The request:
Below is a block of records: output all of them exactly and leave out the pictures.

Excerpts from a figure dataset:
** START **
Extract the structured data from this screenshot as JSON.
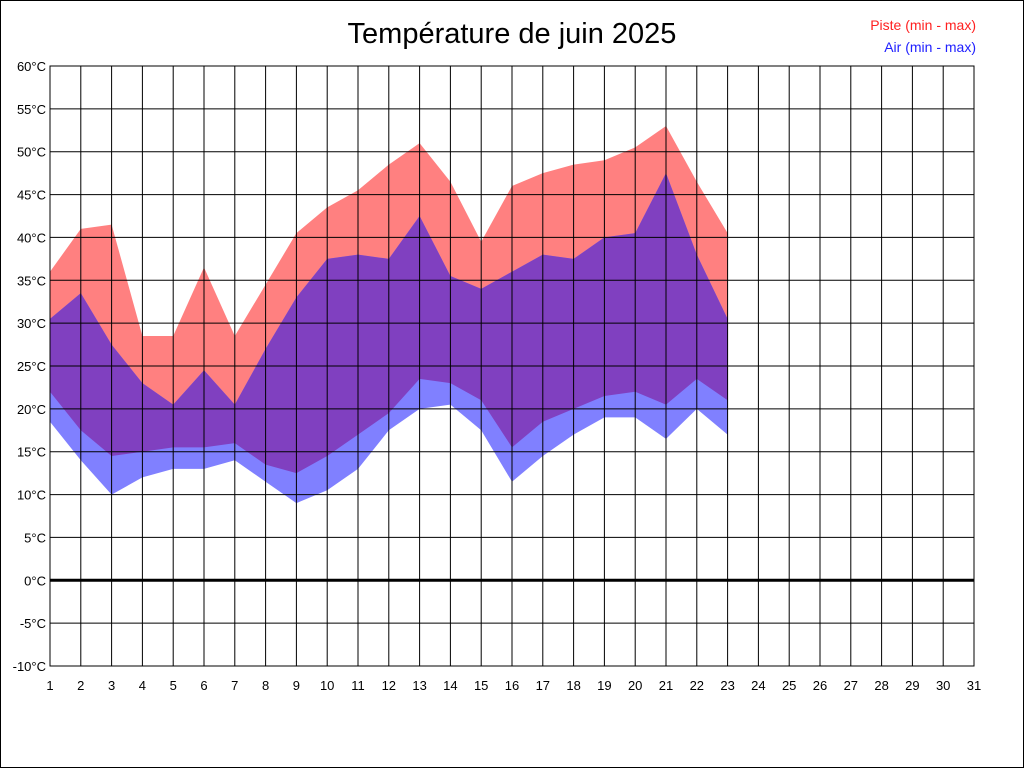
{
  "chart_data": {
    "type": "area",
    "title": "Température de juin 2025",
    "xlabel": "",
    "ylabel": "",
    "ylim": [
      -10,
      60
    ],
    "xlim": [
      1,
      31
    ],
    "y_ticks": [
      60,
      55,
      50,
      45,
      40,
      35,
      30,
      25,
      20,
      15,
      10,
      5,
      0,
      -5,
      -10
    ],
    "y_tick_labels": [
      "60°C",
      "55°C",
      "50°C",
      "45°C",
      "40°C",
      "35°C",
      "30°C",
      "25°C",
      "20°C",
      "15°C",
      "10°C",
      "5°C",
      "0°C",
      "-5°C",
      "-10°C"
    ],
    "x_ticks": [
      1,
      2,
      3,
      4,
      5,
      6,
      7,
      8,
      9,
      10,
      11,
      12,
      13,
      14,
      15,
      16,
      17,
      18,
      19,
      20,
      21,
      22,
      23,
      24,
      25,
      26,
      27,
      28,
      29,
      30,
      31
    ],
    "x_tick_labels": [
      "1",
      "2",
      "3",
      "4",
      "5",
      "6",
      "7",
      "8",
      "9",
      "10",
      "11",
      "12",
      "13",
      "14",
      "15",
      "16",
      "17",
      "18",
      "19",
      "20",
      "21",
      "22",
      "23",
      "24",
      "25",
      "26",
      "27",
      "28",
      "29",
      "30",
      "31"
    ],
    "grid": true,
    "zero_line": true,
    "legend_position": "top-right",
    "x": [
      1,
      2,
      3,
      4,
      5,
      6,
      7,
      8,
      9,
      10,
      11,
      12,
      13,
      14,
      15,
      16,
      17,
      18,
      19,
      20,
      21,
      22,
      23
    ],
    "series": [
      {
        "name": "Piste (min - max)",
        "color": "#ff8080",
        "min": [
          22,
          17.5,
          14.5,
          15,
          15.5,
          15.5,
          16,
          13.5,
          12.5,
          14.5,
          17,
          19.5,
          23.5,
          23,
          21,
          15.5,
          18.5,
          20,
          21.5,
          22,
          20.5,
          23.5,
          21
        ],
        "max": [
          36,
          41,
          41.5,
          28.5,
          28.5,
          36.5,
          28.5,
          34.5,
          40.5,
          43.5,
          45.5,
          48.5,
          51,
          46.5,
          39.5,
          46,
          47.5,
          48.5,
          49,
          50.5,
          53,
          46.5,
          40.5
        ]
      },
      {
        "name": "Air (min - max)",
        "color": "#8080ff",
        "min": [
          18.5,
          14,
          10,
          12,
          13,
          13,
          14,
          11.5,
          9,
          10.5,
          13,
          17.5,
          20,
          20.5,
          17.5,
          11.5,
          14.5,
          17,
          19,
          19,
          16.5,
          20,
          17
        ],
        "max": [
          30.5,
          33.5,
          27.5,
          23,
          20.5,
          24.5,
          20.5,
          27,
          33,
          37.5,
          38,
          37.5,
          42.5,
          35.5,
          34,
          36,
          38,
          37.5,
          40,
          40.5,
          47.5,
          38,
          30.5
        ]
      }
    ]
  },
  "legend": {
    "items": [
      {
        "label": "Piste (min - max)",
        "color": "#ff2020"
      },
      {
        "label": "Air (min - max)",
        "color": "#2020ff"
      }
    ]
  },
  "colors": {
    "overlap": "#8040c0",
    "grid": "#000000",
    "zero_line": "#000000"
  }
}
** END **
Answer to the problem:
Extract the structured data from this screenshot as JSON.
{
  "chart_data": {
    "type": "area",
    "title": "Température de juin 2025",
    "xlabel": "",
    "ylabel": "",
    "ylim": [
      -10,
      60
    ],
    "xlim": [
      1,
      31
    ],
    "y_ticks": [
      60,
      55,
      50,
      45,
      40,
      35,
      30,
      25,
      20,
      15,
      10,
      5,
      0,
      -5,
      -10
    ],
    "y_tick_labels": [
      "60°C",
      "55°C",
      "50°C",
      "45°C",
      "40°C",
      "35°C",
      "30°C",
      "25°C",
      "20°C",
      "15°C",
      "10°C",
      "5°C",
      "0°C",
      "-5°C",
      "-10°C"
    ],
    "x_ticks": [
      1,
      2,
      3,
      4,
      5,
      6,
      7,
      8,
      9,
      10,
      11,
      12,
      13,
      14,
      15,
      16,
      17,
      18,
      19,
      20,
      21,
      22,
      23,
      24,
      25,
      26,
      27,
      28,
      29,
      30,
      31
    ],
    "x_tick_labels": [
      "1",
      "2",
      "3",
      "4",
      "5",
      "6",
      "7",
      "8",
      "9",
      "10",
      "11",
      "12",
      "13",
      "14",
      "15",
      "16",
      "17",
      "18",
      "19",
      "20",
      "21",
      "22",
      "23",
      "24",
      "25",
      "26",
      "27",
      "28",
      "29",
      "30",
      "31"
    ],
    "grid": true,
    "zero_line": true,
    "legend_position": "top-right",
    "x": [
      1,
      2,
      3,
      4,
      5,
      6,
      7,
      8,
      9,
      10,
      11,
      12,
      13,
      14,
      15,
      16,
      17,
      18,
      19,
      20,
      21,
      22,
      23
    ],
    "series": [
      {
        "name": "Piste (min - max)",
        "color": "#ff8080",
        "min": [
          22,
          17.5,
          14.5,
          15,
          15.5,
          15.5,
          16,
          13.5,
          12.5,
          14.5,
          17,
          19.5,
          23.5,
          23,
          21,
          15.5,
          18.5,
          20,
          21.5,
          22,
          20.5,
          23.5,
          21
        ],
        "max": [
          36,
          41,
          41.5,
          28.5,
          28.5,
          36.5,
          28.5,
          34.5,
          40.5,
          43.5,
          45.5,
          48.5,
          51,
          46.5,
          39.5,
          46,
          47.5,
          48.5,
          49,
          50.5,
          53,
          46.5,
          40.5
        ]
      },
      {
        "name": "Air (min - max)",
        "color": "#8080ff",
        "min": [
          18.5,
          14,
          10,
          12,
          13,
          13,
          14,
          11.5,
          9,
          10.5,
          13,
          17.5,
          20,
          20.5,
          17.5,
          11.5,
          14.5,
          17,
          19,
          19,
          16.5,
          20,
          17
        ],
        "max": [
          30.5,
          33.5,
          27.5,
          23,
          20.5,
          24.5,
          20.5,
          27,
          33,
          37.5,
          38,
          37.5,
          42.5,
          35.5,
          34,
          36,
          38,
          37.5,
          40,
          40.5,
          47.5,
          38,
          30.5
        ]
      }
    ]
  },
  "legend": {
    "items": [
      {
        "label": "Piste (min - max)",
        "color": "#ff2020"
      },
      {
        "label": "Air (min - max)",
        "color": "#2020ff"
      }
    ]
  },
  "colors": {
    "overlap": "#8040c0",
    "grid": "#000000",
    "zero_line": "#000000"
  }
}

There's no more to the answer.